begin Information shown

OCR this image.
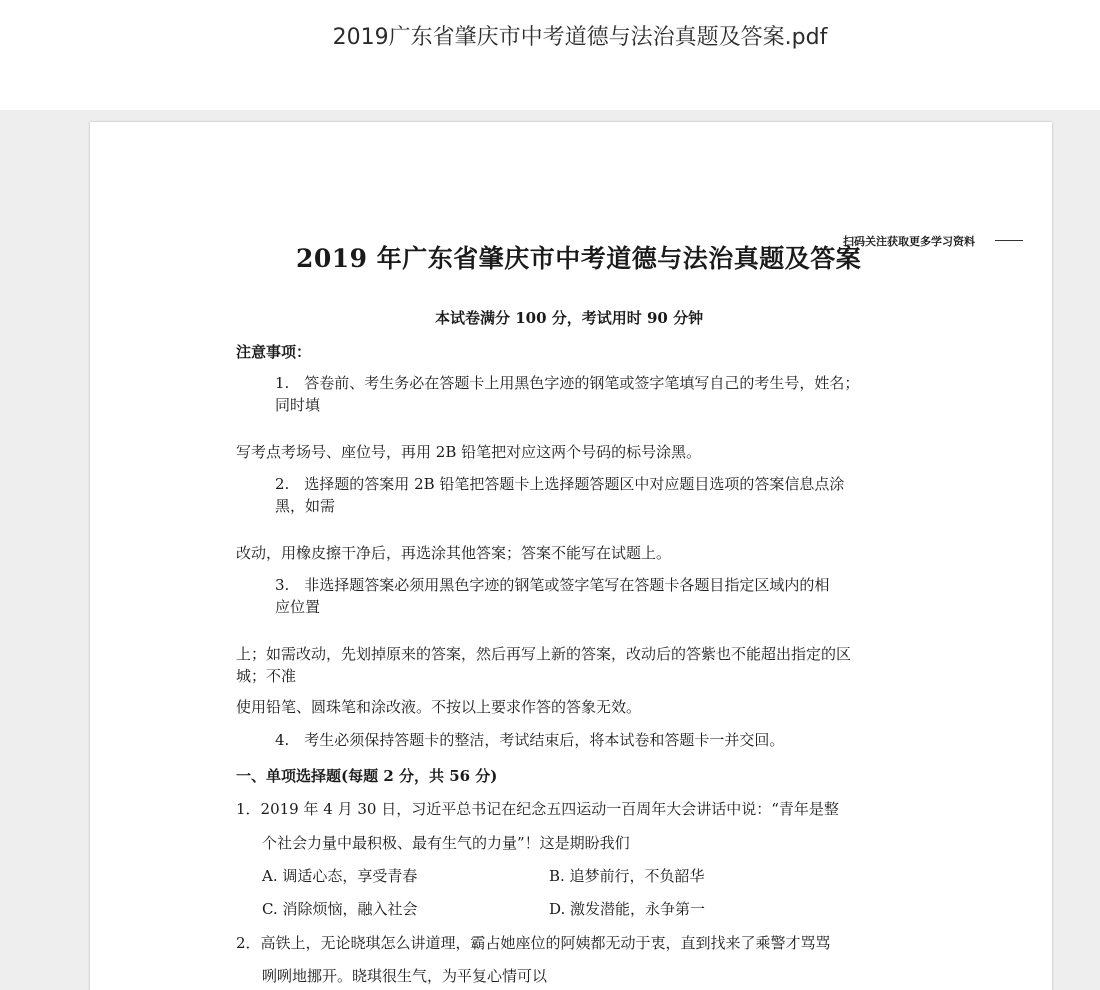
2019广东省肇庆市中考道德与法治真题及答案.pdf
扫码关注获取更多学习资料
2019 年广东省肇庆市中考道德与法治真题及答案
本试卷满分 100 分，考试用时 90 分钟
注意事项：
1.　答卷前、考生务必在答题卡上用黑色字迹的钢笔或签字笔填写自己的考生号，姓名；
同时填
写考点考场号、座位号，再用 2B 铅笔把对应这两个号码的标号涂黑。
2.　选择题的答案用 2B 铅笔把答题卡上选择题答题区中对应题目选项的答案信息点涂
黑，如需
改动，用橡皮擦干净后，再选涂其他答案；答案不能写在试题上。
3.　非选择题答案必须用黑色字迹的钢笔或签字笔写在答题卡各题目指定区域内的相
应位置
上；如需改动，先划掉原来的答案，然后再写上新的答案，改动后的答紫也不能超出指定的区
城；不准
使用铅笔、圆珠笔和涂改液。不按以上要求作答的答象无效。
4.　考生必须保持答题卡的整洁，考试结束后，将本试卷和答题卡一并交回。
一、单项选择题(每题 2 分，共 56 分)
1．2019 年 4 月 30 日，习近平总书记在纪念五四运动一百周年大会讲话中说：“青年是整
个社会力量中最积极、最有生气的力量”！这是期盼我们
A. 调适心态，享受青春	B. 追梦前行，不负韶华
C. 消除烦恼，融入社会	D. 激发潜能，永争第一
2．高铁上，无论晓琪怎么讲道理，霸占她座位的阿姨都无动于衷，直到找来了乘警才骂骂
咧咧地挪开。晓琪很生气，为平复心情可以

end Information shown
begin Information shown

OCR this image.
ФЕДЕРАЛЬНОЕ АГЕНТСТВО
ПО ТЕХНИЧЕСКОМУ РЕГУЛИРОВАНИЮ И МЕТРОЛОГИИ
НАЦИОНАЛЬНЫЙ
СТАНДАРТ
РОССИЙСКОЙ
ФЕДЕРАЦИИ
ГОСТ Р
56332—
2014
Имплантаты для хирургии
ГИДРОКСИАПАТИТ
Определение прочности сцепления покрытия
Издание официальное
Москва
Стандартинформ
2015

end Information shown
begin Information shown

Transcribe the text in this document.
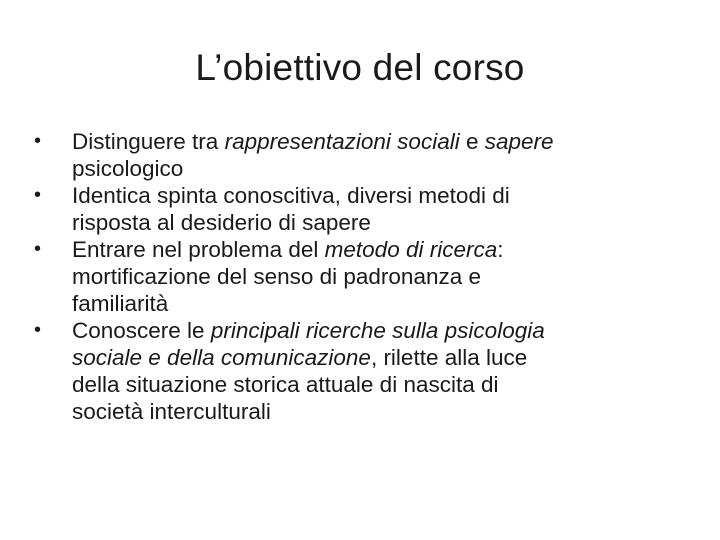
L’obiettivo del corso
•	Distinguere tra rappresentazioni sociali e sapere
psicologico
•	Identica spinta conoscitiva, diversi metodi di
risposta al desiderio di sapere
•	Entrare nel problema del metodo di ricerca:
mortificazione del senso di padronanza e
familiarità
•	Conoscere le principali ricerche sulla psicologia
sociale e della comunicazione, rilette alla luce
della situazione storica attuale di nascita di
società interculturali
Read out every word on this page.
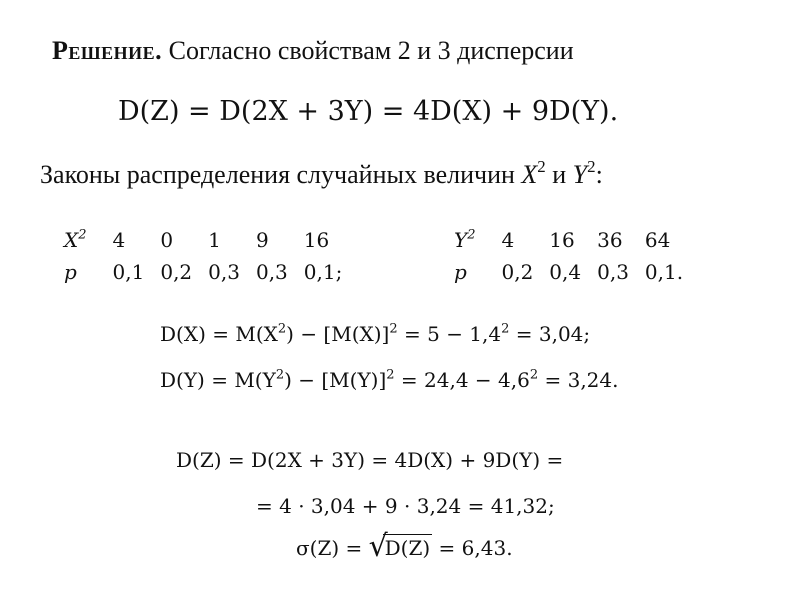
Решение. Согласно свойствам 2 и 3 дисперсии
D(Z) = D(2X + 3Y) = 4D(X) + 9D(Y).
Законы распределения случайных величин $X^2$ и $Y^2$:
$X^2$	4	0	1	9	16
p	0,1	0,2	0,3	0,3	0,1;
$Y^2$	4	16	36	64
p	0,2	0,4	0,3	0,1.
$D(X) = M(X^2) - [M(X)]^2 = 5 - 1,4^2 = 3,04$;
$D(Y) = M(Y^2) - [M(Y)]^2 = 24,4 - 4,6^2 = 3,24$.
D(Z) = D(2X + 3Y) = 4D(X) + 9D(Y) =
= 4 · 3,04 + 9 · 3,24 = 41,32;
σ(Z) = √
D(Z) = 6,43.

end Information shown

Examine the data above and state how many of its lines contain the word "della", with no further remarks.

Output for this exercise
2